● **What to work on**
No images are to be carried over; print all other material exactly as it stands.

*** Exercise data

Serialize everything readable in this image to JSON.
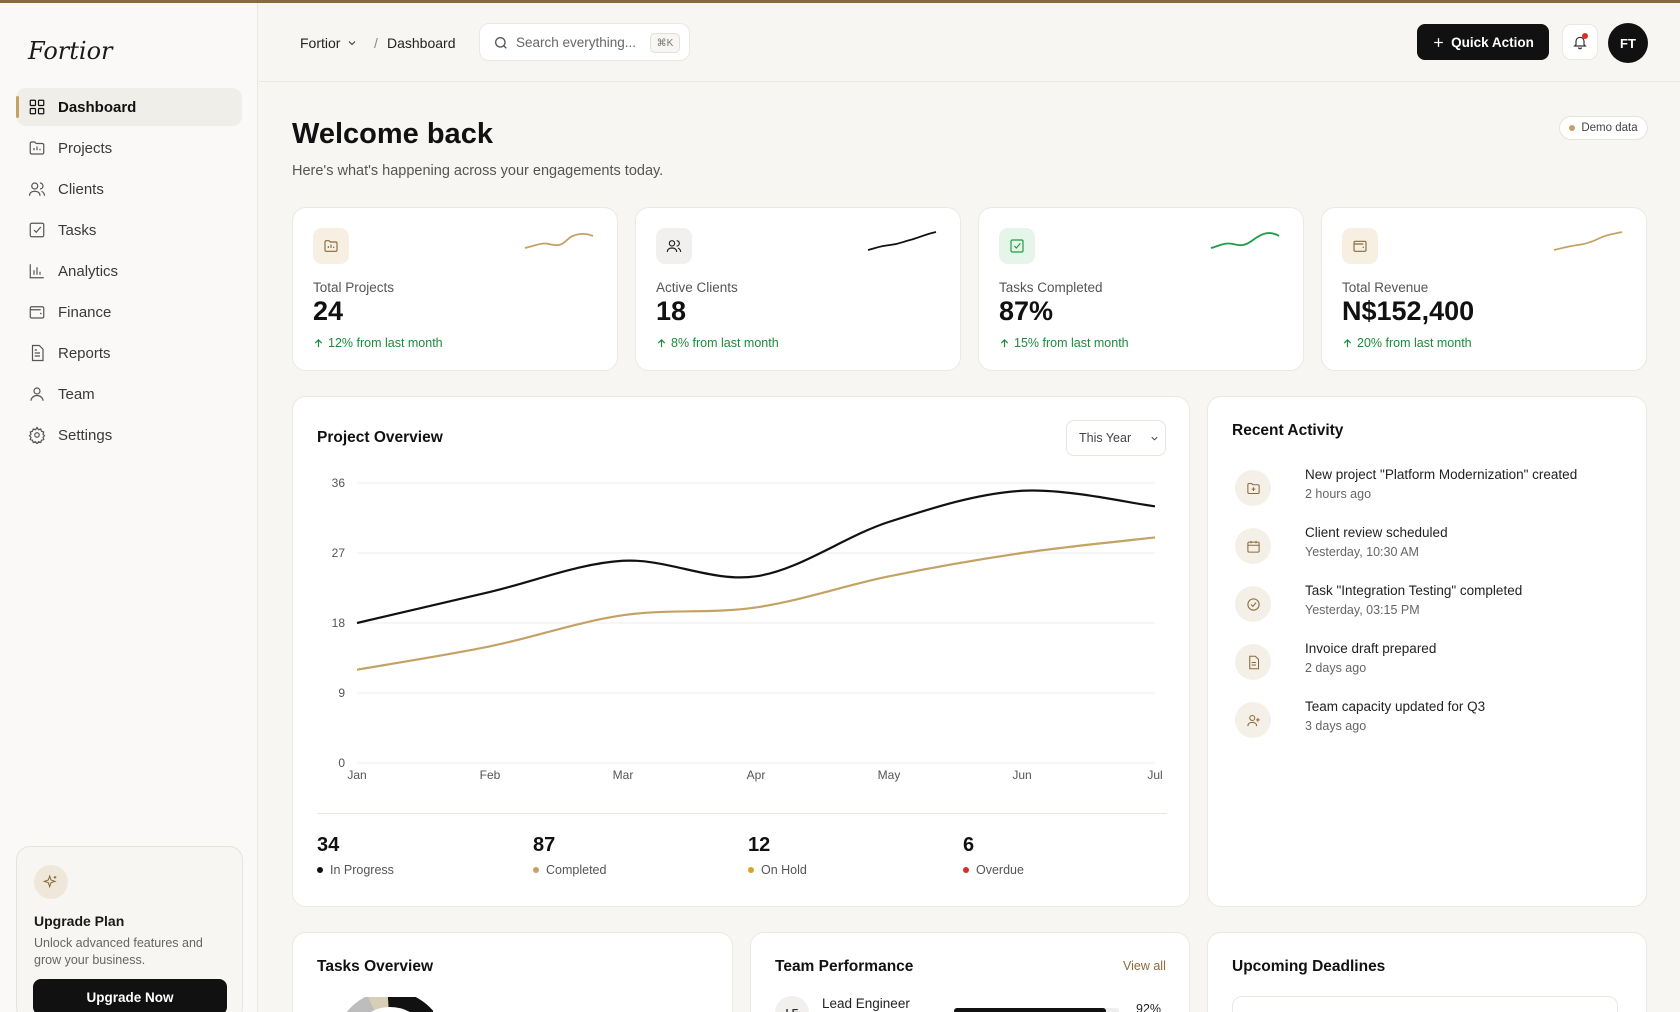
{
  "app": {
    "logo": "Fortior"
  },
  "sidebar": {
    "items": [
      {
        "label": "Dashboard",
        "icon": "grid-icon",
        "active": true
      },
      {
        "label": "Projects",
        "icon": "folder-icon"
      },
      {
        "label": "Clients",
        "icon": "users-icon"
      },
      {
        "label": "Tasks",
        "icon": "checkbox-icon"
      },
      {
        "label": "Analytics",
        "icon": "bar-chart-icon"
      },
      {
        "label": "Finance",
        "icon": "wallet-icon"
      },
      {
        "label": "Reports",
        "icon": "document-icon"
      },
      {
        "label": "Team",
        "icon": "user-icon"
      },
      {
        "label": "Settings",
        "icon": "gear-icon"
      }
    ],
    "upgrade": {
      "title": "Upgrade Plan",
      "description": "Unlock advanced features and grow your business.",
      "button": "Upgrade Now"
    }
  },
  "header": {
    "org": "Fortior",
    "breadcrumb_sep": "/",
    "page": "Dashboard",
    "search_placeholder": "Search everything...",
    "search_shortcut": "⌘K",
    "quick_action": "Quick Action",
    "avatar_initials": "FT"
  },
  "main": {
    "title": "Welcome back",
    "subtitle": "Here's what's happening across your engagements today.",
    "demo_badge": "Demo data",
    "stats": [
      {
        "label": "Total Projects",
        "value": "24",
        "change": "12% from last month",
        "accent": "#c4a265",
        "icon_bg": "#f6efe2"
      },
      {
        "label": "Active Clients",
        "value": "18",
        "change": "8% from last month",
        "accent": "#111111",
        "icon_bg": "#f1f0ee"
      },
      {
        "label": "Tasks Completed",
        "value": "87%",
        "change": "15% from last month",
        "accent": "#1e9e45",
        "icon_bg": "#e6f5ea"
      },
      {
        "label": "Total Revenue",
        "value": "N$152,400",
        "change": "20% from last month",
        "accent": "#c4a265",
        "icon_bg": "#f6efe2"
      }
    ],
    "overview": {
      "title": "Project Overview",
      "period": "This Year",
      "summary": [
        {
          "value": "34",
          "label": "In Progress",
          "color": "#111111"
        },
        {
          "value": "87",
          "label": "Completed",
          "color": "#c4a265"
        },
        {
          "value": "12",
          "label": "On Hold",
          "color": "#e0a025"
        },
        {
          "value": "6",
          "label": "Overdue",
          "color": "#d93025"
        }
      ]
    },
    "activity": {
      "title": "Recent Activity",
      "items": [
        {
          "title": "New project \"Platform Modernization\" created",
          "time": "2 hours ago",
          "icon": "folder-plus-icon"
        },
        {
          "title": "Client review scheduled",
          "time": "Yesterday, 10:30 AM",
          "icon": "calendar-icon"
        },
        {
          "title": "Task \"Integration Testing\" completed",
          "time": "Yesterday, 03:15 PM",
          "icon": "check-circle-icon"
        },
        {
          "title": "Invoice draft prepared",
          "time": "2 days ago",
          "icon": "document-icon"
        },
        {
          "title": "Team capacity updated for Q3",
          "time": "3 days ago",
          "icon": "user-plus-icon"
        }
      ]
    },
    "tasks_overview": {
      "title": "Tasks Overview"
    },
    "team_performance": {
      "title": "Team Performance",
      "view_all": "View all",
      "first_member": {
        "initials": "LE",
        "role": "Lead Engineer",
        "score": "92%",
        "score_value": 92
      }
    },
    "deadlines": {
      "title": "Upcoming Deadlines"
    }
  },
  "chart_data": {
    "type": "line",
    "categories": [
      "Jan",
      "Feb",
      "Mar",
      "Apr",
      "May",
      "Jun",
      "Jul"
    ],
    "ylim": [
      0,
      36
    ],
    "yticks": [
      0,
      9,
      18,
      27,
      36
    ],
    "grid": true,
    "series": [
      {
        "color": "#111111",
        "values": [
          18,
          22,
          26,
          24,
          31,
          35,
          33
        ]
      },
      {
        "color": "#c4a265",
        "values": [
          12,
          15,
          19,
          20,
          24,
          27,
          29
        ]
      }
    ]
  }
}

******

● **Problem solution**
Serialize everything readable in this image to JSON.
{
  "app": {
    "logo": "Fortior"
  },
  "sidebar": {
    "items": [
      {
        "label": "Dashboard",
        "icon": "grid-icon",
        "active": true
      },
      {
        "label": "Projects",
        "icon": "folder-icon"
      },
      {
        "label": "Clients",
        "icon": "users-icon"
      },
      {
        "label": "Tasks",
        "icon": "checkbox-icon"
      },
      {
        "label": "Analytics",
        "icon": "bar-chart-icon"
      },
      {
        "label": "Finance",
        "icon": "wallet-icon"
      },
      {
        "label": "Reports",
        "icon": "document-icon"
      },
      {
        "label": "Team",
        "icon": "user-icon"
      },
      {
        "label": "Settings",
        "icon": "gear-icon"
      }
    ],
    "upgrade": {
      "title": "Upgrade Plan",
      "description": "Unlock advanced features and grow your business.",
      "button": "Upgrade Now"
    }
  },
  "header": {
    "org": "Fortior",
    "breadcrumb_sep": "/",
    "page": "Dashboard",
    "search_placeholder": "Search everything...",
    "search_shortcut": "⌘K",
    "quick_action": "Quick Action",
    "avatar_initials": "FT"
  },
  "main": {
    "title": "Welcome back",
    "subtitle": "Here's what's happening across your engagements today.",
    "demo_badge": "Demo data",
    "stats": [
      {
        "label": "Total Projects",
        "value": "24",
        "change": "12% from last month",
        "accent": "#c4a265",
        "icon_bg": "#f6efe2"
      },
      {
        "label": "Active Clients",
        "value": "18",
        "change": "8% from last month",
        "accent": "#111111",
        "icon_bg": "#f1f0ee"
      },
      {
        "label": "Tasks Completed",
        "value": "87%",
        "change": "15% from last month",
        "accent": "#1e9e45",
        "icon_bg": "#e6f5ea"
      },
      {
        "label": "Total Revenue",
        "value": "N$152,400",
        "change": "20% from last month",
        "accent": "#c4a265",
        "icon_bg": "#f6efe2"
      }
    ],
    "overview": {
      "title": "Project Overview",
      "period": "This Year",
      "summary": [
        {
          "value": "34",
          "label": "In Progress",
          "color": "#111111"
        },
        {
          "value": "87",
          "label": "Completed",
          "color": "#c4a265"
        },
        {
          "value": "12",
          "label": "On Hold",
          "color": "#e0a025"
        },
        {
          "value": "6",
          "label": "Overdue",
          "color": "#d93025"
        }
      ]
    },
    "activity": {
      "title": "Recent Activity",
      "items": [
        {
          "title": "New project \"Platform Modernization\" created",
          "time": "2 hours ago",
          "icon": "folder-plus-icon"
        },
        {
          "title": "Client review scheduled",
          "time": "Yesterday, 10:30 AM",
          "icon": "calendar-icon"
        },
        {
          "title": "Task \"Integration Testing\" completed",
          "time": "Yesterday, 03:15 PM",
          "icon": "check-circle-icon"
        },
        {
          "title": "Invoice draft prepared",
          "time": "2 days ago",
          "icon": "document-icon"
        },
        {
          "title": "Team capacity updated for Q3",
          "time": "3 days ago",
          "icon": "user-plus-icon"
        }
      ]
    },
    "tasks_overview": {
      "title": "Tasks Overview"
    },
    "team_performance": {
      "title": "Team Performance",
      "view_all": "View all",
      "first_member": {
        "initials": "LE",
        "role": "Lead Engineer",
        "score": "92%",
        "score_value": 92
      }
    },
    "deadlines": {
      "title": "Upcoming Deadlines"
    }
  },
  "chart_data": {
    "type": "line",
    "categories": [
      "Jan",
      "Feb",
      "Mar",
      "Apr",
      "May",
      "Jun",
      "Jul"
    ],
    "ylim": [
      0,
      36
    ],
    "yticks": [
      0,
      9,
      18,
      27,
      36
    ],
    "grid": true,
    "series": [
      {
        "color": "#111111",
        "values": [
          18,
          22,
          26,
          24,
          31,
          35,
          33
        ]
      },
      {
        "color": "#c4a265",
        "values": [
          12,
          15,
          19,
          20,
          24,
          27,
          29
        ]
      }
    ]
  }
}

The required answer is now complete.